--- Work to do ---
Show all lines that include the string "Welt"; copy each one.

○ ○ ○ ○ ○

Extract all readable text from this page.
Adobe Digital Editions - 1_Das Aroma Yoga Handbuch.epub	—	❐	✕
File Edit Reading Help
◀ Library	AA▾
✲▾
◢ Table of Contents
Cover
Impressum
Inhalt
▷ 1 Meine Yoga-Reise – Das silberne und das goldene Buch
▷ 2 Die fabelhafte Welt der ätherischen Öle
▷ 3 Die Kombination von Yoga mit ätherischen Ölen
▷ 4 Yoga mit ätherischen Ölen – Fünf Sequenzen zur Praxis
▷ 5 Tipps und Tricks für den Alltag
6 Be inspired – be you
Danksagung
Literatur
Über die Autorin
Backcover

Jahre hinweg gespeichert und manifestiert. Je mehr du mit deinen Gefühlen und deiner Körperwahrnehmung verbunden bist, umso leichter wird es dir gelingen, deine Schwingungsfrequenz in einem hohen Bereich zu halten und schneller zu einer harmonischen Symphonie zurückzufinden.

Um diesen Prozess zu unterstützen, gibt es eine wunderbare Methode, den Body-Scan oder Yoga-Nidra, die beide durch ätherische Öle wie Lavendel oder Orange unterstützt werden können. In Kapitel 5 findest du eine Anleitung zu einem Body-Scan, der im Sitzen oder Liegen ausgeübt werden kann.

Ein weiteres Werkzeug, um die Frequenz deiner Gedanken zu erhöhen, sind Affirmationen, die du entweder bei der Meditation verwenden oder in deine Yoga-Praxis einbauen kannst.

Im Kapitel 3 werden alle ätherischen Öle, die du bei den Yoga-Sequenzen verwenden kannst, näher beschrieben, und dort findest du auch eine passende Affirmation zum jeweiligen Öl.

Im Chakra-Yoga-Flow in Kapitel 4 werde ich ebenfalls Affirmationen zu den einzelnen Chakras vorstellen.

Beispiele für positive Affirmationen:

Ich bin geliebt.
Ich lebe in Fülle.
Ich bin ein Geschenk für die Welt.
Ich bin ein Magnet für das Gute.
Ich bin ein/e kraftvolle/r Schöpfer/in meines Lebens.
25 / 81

○ ○ ○ ○ ○

--- Reply to the task ---
▷ 2 Die fabelhafte Welt der ätherischen Öle
Ich bin ein Geschenk für die Welt.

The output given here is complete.